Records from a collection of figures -

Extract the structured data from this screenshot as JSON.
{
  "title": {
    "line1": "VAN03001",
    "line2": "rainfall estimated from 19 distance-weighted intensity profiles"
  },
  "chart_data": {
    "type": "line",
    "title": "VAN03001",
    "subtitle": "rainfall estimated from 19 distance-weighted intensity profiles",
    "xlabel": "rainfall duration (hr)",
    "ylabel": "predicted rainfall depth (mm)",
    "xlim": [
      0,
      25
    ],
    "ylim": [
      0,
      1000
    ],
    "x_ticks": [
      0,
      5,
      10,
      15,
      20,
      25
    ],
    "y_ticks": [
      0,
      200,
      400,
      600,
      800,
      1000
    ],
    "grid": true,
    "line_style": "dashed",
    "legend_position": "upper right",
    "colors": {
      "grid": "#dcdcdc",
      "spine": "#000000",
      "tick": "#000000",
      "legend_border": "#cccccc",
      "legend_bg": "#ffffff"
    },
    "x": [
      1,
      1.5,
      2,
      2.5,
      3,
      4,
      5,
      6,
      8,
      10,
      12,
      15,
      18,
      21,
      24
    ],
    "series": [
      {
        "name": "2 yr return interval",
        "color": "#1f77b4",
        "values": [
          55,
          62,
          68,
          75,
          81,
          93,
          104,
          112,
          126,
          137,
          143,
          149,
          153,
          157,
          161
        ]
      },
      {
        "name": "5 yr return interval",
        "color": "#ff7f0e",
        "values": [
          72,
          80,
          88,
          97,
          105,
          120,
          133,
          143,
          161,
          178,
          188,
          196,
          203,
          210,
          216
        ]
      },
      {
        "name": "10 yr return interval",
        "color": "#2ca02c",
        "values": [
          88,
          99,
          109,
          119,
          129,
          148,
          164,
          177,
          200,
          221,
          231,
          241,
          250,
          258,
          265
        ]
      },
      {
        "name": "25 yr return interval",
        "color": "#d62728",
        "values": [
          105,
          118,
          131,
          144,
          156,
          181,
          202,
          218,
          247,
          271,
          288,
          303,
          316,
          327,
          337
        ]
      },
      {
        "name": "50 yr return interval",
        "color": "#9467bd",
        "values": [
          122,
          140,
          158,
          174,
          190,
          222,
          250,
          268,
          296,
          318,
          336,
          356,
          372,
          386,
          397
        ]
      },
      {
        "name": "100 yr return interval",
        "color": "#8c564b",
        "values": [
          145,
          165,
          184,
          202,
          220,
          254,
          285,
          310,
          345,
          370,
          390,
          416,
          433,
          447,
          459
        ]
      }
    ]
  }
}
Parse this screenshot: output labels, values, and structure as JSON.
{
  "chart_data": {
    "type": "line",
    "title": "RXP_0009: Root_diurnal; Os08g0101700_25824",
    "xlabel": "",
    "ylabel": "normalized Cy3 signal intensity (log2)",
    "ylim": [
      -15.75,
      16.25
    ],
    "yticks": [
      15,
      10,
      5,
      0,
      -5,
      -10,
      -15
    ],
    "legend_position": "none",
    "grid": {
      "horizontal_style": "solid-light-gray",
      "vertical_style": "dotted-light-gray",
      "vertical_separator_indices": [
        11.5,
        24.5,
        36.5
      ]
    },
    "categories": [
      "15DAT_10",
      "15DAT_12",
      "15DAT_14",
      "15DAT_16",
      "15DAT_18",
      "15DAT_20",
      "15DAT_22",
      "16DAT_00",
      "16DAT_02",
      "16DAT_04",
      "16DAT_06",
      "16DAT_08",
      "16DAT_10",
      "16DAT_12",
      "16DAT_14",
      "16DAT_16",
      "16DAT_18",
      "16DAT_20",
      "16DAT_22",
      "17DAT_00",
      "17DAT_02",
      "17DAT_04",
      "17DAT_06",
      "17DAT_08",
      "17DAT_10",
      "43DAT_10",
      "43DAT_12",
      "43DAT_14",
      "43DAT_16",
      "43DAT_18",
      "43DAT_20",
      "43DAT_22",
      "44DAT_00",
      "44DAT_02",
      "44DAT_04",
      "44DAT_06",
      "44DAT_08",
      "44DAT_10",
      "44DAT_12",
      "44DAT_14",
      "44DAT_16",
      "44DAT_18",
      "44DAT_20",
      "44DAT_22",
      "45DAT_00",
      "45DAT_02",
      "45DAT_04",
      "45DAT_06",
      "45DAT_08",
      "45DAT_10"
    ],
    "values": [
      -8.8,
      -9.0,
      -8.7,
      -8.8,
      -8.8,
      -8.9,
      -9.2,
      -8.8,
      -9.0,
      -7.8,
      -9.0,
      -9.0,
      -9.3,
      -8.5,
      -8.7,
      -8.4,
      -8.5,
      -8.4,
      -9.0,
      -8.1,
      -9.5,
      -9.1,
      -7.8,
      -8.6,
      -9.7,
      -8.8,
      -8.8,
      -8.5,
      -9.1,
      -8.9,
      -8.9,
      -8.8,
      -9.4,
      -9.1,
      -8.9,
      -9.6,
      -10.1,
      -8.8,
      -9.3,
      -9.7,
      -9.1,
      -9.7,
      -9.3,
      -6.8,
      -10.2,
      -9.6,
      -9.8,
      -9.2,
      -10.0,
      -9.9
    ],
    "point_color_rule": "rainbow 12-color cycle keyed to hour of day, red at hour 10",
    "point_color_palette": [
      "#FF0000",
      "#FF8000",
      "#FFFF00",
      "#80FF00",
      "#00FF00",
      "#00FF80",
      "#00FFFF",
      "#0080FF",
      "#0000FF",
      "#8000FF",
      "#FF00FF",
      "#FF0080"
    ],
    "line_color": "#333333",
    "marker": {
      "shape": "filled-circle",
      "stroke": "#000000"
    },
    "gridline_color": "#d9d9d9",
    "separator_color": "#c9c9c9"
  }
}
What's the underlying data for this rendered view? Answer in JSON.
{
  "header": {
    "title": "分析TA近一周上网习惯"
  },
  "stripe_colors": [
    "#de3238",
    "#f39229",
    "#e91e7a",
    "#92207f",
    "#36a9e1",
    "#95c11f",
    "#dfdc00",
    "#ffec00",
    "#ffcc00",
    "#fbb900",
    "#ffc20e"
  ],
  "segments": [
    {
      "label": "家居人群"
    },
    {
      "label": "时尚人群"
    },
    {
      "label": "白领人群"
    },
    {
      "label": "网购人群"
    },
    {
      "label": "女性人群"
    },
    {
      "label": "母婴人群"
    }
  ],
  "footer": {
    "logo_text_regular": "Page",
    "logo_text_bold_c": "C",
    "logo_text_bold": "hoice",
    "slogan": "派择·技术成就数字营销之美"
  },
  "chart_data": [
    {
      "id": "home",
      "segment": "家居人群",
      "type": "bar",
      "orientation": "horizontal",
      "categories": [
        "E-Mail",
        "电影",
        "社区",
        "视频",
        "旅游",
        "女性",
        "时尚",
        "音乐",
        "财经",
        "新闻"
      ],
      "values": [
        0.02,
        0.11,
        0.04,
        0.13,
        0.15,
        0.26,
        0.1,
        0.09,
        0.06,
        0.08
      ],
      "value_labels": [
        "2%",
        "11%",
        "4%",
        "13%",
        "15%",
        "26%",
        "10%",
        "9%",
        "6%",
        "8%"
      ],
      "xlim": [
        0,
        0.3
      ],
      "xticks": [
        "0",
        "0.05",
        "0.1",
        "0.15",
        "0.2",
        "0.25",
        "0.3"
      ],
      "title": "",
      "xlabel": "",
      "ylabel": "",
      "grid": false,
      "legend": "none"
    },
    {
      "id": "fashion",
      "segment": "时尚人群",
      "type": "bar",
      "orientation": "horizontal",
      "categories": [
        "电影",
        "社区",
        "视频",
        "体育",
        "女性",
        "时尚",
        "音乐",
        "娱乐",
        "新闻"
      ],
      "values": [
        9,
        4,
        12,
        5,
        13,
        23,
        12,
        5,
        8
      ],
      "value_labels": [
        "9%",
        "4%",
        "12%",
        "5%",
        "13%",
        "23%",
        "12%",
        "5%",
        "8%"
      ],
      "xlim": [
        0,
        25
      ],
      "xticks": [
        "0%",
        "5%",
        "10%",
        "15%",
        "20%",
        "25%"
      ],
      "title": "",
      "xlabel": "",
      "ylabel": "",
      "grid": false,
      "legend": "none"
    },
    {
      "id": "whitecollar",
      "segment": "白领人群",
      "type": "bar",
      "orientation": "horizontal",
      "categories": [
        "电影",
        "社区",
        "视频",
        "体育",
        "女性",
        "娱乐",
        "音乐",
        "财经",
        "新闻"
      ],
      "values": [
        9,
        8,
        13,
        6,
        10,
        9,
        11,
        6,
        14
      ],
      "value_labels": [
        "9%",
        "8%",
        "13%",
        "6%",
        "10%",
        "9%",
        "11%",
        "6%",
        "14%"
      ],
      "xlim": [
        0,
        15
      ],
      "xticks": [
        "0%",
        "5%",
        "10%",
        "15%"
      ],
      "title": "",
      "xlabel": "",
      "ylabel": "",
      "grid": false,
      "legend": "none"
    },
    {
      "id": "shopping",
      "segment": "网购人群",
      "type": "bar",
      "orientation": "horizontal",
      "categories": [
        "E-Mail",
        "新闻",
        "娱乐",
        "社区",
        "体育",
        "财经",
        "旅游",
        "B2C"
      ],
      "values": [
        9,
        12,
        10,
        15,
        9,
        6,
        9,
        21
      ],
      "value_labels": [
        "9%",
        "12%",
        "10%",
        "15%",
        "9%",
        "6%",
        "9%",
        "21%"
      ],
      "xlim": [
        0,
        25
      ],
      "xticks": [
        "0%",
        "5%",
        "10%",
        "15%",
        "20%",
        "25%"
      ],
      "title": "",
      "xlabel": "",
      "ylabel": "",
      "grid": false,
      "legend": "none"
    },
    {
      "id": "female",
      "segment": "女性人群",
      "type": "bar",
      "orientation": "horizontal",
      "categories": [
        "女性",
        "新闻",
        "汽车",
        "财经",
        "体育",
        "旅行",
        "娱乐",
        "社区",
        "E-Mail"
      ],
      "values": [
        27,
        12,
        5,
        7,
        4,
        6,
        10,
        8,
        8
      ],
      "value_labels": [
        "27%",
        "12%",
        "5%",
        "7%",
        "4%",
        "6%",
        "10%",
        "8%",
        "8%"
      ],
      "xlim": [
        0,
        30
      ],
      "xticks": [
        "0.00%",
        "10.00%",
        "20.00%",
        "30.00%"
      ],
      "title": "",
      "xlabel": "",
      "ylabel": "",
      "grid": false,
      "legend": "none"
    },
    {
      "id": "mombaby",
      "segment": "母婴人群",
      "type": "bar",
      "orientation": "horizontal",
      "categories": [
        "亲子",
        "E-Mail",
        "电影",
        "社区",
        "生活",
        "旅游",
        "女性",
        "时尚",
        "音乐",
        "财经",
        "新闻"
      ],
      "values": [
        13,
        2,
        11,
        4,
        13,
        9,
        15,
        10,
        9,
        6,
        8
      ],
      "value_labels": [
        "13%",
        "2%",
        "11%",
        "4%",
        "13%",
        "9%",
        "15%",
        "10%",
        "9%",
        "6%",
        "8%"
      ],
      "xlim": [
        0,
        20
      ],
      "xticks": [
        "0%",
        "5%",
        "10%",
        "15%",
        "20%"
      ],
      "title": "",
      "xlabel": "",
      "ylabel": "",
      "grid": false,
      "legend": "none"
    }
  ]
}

The task - Copy out all lines that carry the word "screenshot".

Expected output -
Extract the structured data from this screenshot as JSON.
Parse this screenshot: output labels, values, and structure as JSON.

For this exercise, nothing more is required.